▶ TASK
Output every entry exactly as written, but omit the pictures.

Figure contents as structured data
[START]

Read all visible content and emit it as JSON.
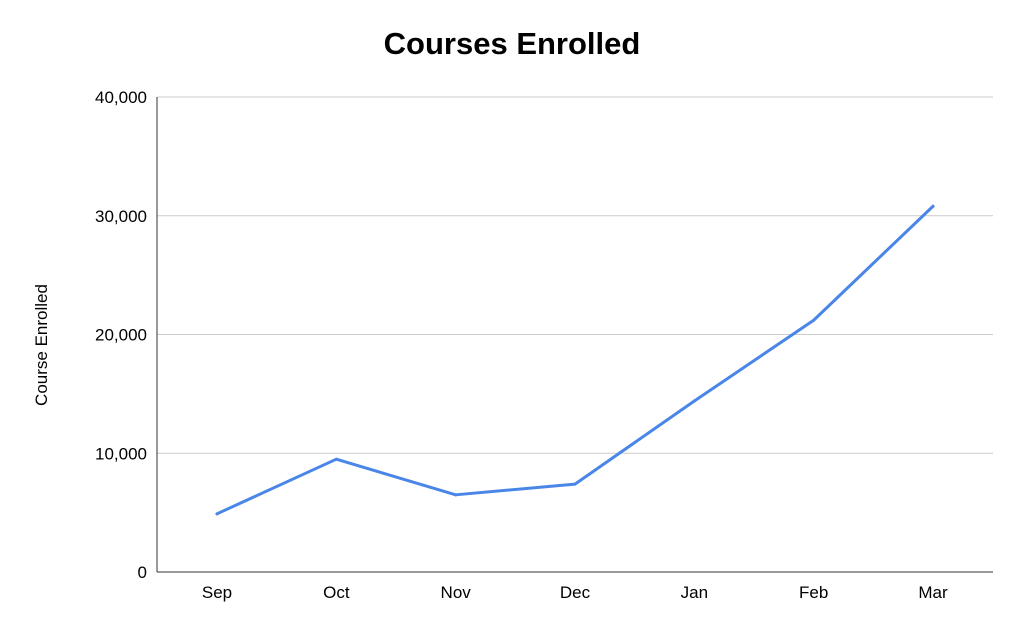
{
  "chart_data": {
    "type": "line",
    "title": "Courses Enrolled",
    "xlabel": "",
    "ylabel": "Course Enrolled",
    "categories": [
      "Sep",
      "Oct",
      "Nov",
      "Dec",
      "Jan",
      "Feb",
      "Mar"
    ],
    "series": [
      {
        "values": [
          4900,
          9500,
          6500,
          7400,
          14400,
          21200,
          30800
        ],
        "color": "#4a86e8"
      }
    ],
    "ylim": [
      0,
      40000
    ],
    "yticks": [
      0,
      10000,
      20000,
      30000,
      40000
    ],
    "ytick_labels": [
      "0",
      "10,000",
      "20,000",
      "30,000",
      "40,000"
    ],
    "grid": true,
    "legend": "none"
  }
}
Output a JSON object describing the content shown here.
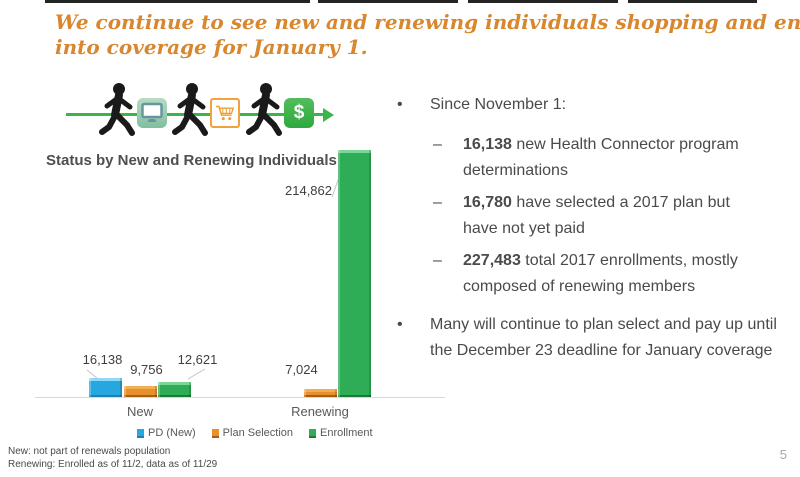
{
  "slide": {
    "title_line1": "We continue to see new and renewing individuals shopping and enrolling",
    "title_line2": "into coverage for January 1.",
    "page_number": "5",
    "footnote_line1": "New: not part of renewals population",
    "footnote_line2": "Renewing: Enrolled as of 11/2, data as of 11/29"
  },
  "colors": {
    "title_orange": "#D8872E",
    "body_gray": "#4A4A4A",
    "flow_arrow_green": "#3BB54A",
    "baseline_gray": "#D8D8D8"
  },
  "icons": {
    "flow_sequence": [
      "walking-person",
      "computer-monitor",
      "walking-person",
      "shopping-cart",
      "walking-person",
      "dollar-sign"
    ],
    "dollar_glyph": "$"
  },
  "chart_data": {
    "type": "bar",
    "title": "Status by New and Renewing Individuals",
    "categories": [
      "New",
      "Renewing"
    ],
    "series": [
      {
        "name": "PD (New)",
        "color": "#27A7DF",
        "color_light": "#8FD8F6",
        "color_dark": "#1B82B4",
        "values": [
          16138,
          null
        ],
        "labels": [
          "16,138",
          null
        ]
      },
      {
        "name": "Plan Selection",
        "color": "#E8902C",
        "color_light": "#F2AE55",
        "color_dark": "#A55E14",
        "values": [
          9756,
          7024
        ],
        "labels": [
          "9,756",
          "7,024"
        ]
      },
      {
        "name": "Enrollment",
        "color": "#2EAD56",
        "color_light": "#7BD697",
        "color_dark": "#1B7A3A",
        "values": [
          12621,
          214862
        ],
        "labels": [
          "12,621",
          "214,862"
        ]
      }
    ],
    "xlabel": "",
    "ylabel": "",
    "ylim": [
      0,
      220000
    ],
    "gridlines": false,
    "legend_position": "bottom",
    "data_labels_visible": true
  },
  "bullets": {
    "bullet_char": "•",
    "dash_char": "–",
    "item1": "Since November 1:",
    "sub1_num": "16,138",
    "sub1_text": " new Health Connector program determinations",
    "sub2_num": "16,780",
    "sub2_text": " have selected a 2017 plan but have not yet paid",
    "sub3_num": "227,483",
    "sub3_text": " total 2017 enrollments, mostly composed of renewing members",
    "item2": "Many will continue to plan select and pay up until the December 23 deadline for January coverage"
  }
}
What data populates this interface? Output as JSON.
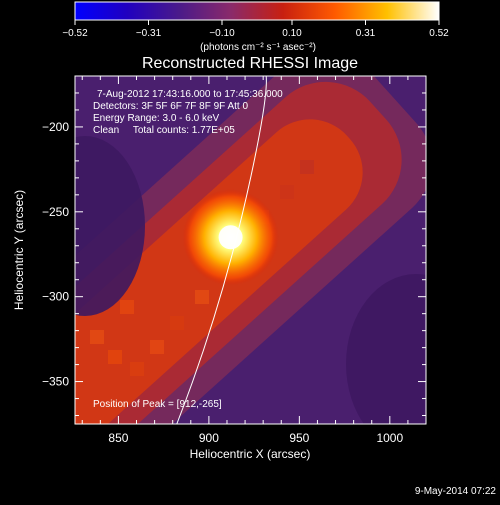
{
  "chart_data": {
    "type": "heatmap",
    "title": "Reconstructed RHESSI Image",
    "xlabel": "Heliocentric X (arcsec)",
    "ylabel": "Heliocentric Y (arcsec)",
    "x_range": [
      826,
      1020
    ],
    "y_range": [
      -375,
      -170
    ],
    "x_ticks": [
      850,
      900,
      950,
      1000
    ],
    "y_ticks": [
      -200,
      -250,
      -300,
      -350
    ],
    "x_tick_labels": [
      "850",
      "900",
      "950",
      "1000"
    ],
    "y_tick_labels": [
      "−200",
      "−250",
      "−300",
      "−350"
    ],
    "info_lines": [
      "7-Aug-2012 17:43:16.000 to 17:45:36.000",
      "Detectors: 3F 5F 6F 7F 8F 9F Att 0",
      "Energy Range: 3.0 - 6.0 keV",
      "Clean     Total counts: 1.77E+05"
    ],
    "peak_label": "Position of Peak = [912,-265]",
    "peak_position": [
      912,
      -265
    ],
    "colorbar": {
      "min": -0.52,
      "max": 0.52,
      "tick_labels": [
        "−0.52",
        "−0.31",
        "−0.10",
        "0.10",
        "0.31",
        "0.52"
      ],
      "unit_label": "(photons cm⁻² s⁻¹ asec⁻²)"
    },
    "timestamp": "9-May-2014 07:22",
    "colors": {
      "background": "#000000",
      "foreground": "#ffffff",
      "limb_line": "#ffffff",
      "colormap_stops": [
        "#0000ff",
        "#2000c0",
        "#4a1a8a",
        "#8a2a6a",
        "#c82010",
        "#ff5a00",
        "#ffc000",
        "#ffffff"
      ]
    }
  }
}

[END]

▶ SOLUTION FOR THIS PROBLEM
Read all visible content and emit it as JSON.
{
  "chart_data": {
    "type": "line",
    "title": "Courses Enrolled",
    "xlabel": "",
    "ylabel": "Course Enrolled",
    "categories": [
      "Sep",
      "Oct",
      "Nov",
      "Dec",
      "Jan",
      "Feb",
      "Mar"
    ],
    "series": [
      {
        "values": [
          4900,
          9500,
          6500,
          7400,
          14400,
          21200,
          30800
        ],
        "color": "#4a86e8"
      }
    ],
    "ylim": [
      0,
      40000
    ],
    "yticks": [
      0,
      10000,
      20000,
      30000,
      40000
    ],
    "ytick_labels": [
      "0",
      "10,000",
      "20,000",
      "30,000",
      "40,000"
    ],
    "grid": true,
    "legend": "none"
  }
}
Output a JSON object describing the content shown here.
{
  "slide": {
    "title_line1": "We continue to see new and renewing individuals shopping and enrolling",
    "title_line2": "into coverage for January 1.",
    "page_number": "5",
    "footnote_line1": "New: not part of renewals population",
    "footnote_line2": "Renewing: Enrolled as of 11/2, data as of 11/29"
  },
  "colors": {
    "title_orange": "#D8872E",
    "body_gray": "#4A4A4A",
    "flow_arrow_green": "#3BB54A",
    "baseline_gray": "#D8D8D8"
  },
  "icons": {
    "flow_sequence": [
      "walking-person",
      "computer-monitor",
      "walking-person",
      "shopping-cart",
      "walking-person",
      "dollar-sign"
    ],
    "dollar_glyph": "$"
  },
  "chart_data": {
    "type": "bar",
    "title": "Status by New and Renewing Individuals",
    "categories": [
      "New",
      "Renewing"
    ],
    "series": [
      {
        "name": "PD (New)",
        "color": "#27A7DF",
        "color_light": "#8FD8F6",
        "color_dark": "#1B82B4",
        "values": [
          16138,
          null
        ],
        "labels": [
          "16,138",
          null
        ]
      },
      {
        "name": "Plan Selection",
        "color": "#E8902C",
        "color_light": "#F2AE55",
        "color_dark": "#A55E14",
        "values": [
          9756,
          7024
        ],
        "labels": [
          "9,756",
          "7,024"
        ]
      },
      {
        "name": "Enrollment",
        "color": "#2EAD56",
        "color_light": "#7BD697",
        "color_dark": "#1B7A3A",
        "values": [
          12621,
          214862
        ],
        "labels": [
          "12,621",
          "214,862"
        ]
      }
    ],
    "xlabel": "",
    "ylabel": "",
    "ylim": [
      0,
      220000
    ],
    "gridlines": false,
    "legend_position": "bottom",
    "data_labels_visible": true
  },
  "bullets": {
    "bullet_char": "•",
    "dash_char": "–",
    "item1": "Since November 1:",
    "sub1_num": "16,138",
    "sub1_text": " new Health Connector program determinations",
    "sub2_num": "16,780",
    "sub2_text": " have selected a 2017 plan but have not yet paid",
    "sub3_num": "227,483",
    "sub3_text": " total 2017 enrollments, mostly composed of renewing members",
    "item2": "Many will continue to plan select and pay up until the December 23 deadline for January coverage"
  }
}
What data populates this interface? Output as JSON.
{
  "chart_data": {
    "type": "heatmap",
    "title": "Reconstructed RHESSI Image",
    "xlabel": "Heliocentric X (arcsec)",
    "ylabel": "Heliocentric Y (arcsec)",
    "x_range": [
      826,
      1020
    ],
    "y_range": [
      -375,
      -170
    ],
    "x_ticks": [
      850,
      900,
      950,
      1000
    ],
    "y_ticks": [
      -200,
      -250,
      -300,
      -350
    ],
    "x_tick_labels": [
      "850",
      "900",
      "950",
      "1000"
    ],
    "y_tick_labels": [
      "−200",
      "−250",
      "−300",
      "−350"
    ],
    "info_lines": [
      "7-Aug-2012 17:43:16.000 to 17:45:36.000",
      "Detectors: 3F 5F 6F 7F 8F 9F Att 0",
      "Energy Range: 3.0 - 6.0 keV",
      "Clean     Total counts: 1.77E+05"
    ],
    "peak_label": "Position of Peak = [912,-265]",
    "peak_position": [
      912,
      -265
    ],
    "colorbar": {
      "min": -0.52,
      "max": 0.52,
      "tick_labels": [
        "−0.52",
        "−0.31",
        "−0.10",
        "0.10",
        "0.31",
        "0.52"
      ],
      "unit_label": "(photons cm⁻² s⁻¹ asec⁻²)"
    },
    "timestamp": "9-May-2014 07:22",
    "colors": {
      "background": "#000000",
      "foreground": "#ffffff",
      "limb_line": "#ffffff",
      "colormap_stops": [
        "#0000ff",
        "#2000c0",
        "#4a1a8a",
        "#8a2a6a",
        "#c82010",
        "#ff5a00",
        "#ffc000",
        "#ffffff"
      ]
    }
  }
}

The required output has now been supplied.